** EXERCISE **
Repeat all of the material exactly as given.

---------------

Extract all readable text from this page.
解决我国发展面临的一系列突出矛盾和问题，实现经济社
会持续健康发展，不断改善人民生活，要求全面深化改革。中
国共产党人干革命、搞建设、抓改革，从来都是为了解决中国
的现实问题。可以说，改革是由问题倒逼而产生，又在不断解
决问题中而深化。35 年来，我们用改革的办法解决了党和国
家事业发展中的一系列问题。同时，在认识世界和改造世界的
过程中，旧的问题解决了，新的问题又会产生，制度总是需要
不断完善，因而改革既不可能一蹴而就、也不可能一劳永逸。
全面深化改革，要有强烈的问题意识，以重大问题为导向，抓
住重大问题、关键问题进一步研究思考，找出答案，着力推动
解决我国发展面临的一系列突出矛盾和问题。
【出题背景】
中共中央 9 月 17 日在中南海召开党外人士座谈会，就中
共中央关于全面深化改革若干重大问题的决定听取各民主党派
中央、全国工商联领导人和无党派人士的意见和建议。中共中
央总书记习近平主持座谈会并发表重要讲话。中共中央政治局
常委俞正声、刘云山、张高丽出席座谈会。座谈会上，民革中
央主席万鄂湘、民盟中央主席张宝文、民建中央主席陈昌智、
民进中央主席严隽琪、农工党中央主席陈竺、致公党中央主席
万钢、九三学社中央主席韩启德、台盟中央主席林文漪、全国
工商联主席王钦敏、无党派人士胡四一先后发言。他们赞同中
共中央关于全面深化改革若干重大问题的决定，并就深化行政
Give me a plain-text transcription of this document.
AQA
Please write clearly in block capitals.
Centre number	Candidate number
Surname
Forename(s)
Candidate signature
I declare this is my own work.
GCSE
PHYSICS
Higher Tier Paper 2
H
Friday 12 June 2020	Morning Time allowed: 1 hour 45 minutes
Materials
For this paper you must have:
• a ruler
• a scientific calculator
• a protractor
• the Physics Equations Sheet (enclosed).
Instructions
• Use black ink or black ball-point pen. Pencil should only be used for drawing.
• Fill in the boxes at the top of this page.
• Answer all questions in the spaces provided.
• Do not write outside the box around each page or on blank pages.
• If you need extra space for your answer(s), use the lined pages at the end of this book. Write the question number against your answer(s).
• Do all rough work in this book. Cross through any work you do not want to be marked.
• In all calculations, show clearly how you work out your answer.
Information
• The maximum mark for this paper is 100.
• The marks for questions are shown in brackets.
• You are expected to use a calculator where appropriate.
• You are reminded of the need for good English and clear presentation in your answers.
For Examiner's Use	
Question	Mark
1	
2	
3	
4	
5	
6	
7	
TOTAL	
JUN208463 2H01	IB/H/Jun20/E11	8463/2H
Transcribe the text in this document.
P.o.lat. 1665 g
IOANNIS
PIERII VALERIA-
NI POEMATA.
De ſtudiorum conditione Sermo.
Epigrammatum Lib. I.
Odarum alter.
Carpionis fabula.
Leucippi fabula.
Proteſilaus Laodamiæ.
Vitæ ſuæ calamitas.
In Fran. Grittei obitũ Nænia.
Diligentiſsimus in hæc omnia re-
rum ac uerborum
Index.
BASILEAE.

---------------

** FULL ANSWER **
Extract all readable text from this page.
解决我国发展面临的一系列突出矛盾和问题，实现经济社
会持续健康发展，不断改善人民生活，要求全面深化改革。中
国共产党人干革命、搞建设、抓改革，从来都是为了解决中国
的现实问题。可以说，改革是由问题倒逼而产生，又在不断解
决问题中而深化。35 年来，我们用改革的办法解决了党和国
家事业发展中的一系列问题。同时，在认识世界和改造世界的
过程中，旧的问题解决了，新的问题又会产生，制度总是需要
不断完善，因而改革既不可能一蹴而就、也不可能一劳永逸。
全面深化改革，要有强烈的问题意识，以重大问题为导向，抓
住重大问题、关键问题进一步研究思考，找出答案，着力推动
解决我国发展面临的一系列突出矛盾和问题。
【出题背景】
中共中央 9 月 17 日在中南海召开党外人士座谈会，就中
共中央关于全面深化改革若干重大问题的决定听取各民主党派
中央、全国工商联领导人和无党派人士的意见和建议。中共中
央总书记习近平主持座谈会并发表重要讲话。中共中央政治局
常委俞正声、刘云山、张高丽出席座谈会。座谈会上，民革中
央主席万鄂湘、民盟中央主席张宝文、民建中央主席陈昌智、
民进中央主席严隽琪、农工党中央主席陈竺、致公党中央主席
万钢、九三学社中央主席韩启德、台盟中央主席林文漪、全国
工商联主席王钦敏、无党派人士胡四一先后发言。他们赞同中
共中央关于全面深化改革若干重大问题的决定，并就深化行政
Give me a plain-text transcription of this document.
AQA
Please write clearly in block capitals.
Centre number	Candidate number
Surname
Forename(s)
Candidate signature
I declare this is my own work.
GCSE
PHYSICS
Higher Tier Paper 2
H
Friday 12 June 2020	Morning Time allowed: 1 hour 45 minutes
Materials
For this paper you must have:
• a ruler
• a scientific calculator
• a protractor
• the Physics Equations Sheet (enclosed).
Instructions
• Use black ink or black ball-point pen. Pencil should only be used for drawing.
• Fill in the boxes at the top of this page.
• Answer all questions in the spaces provided.
• Do not write outside the box around each page or on blank pages.
• If you need extra space for your answer(s), use the lined pages at the end of this book. Write the question number against your answer(s).
• Do all rough work in this book. Cross through any work you do not want to be marked.
• In all calculations, show clearly how you work out your answer.
Information
• The maximum mark for this paper is 100.
• The marks for questions are shown in brackets.
• You are expected to use a calculator where appropriate.
• You are reminded of the need for good English and clear presentation in your answers.
For Examiner's Use	
Question	Mark
1	
2	
3	
4	
5	
6	
7	
TOTAL	
JUN208463 2H01	IB/H/Jun20/E11	8463/2H
Transcribe the text in this document.
P.o.lat. 1665 g
IOANNIS
PIERII VALERIA-
NI POEMATA.
De ſtudiorum conditione Sermo.
Epigrammatum Lib. I.
Odarum alter.
Carpionis fabula.
Leucippi fabula.
Proteſilaus Laodamiæ.
Vitæ ſuæ calamitas.
In Fran. Grittei obitũ Nænia.
Diligentiſsimus in hæc omnia re-
rum ac uerborum
Index.
BASILEAE.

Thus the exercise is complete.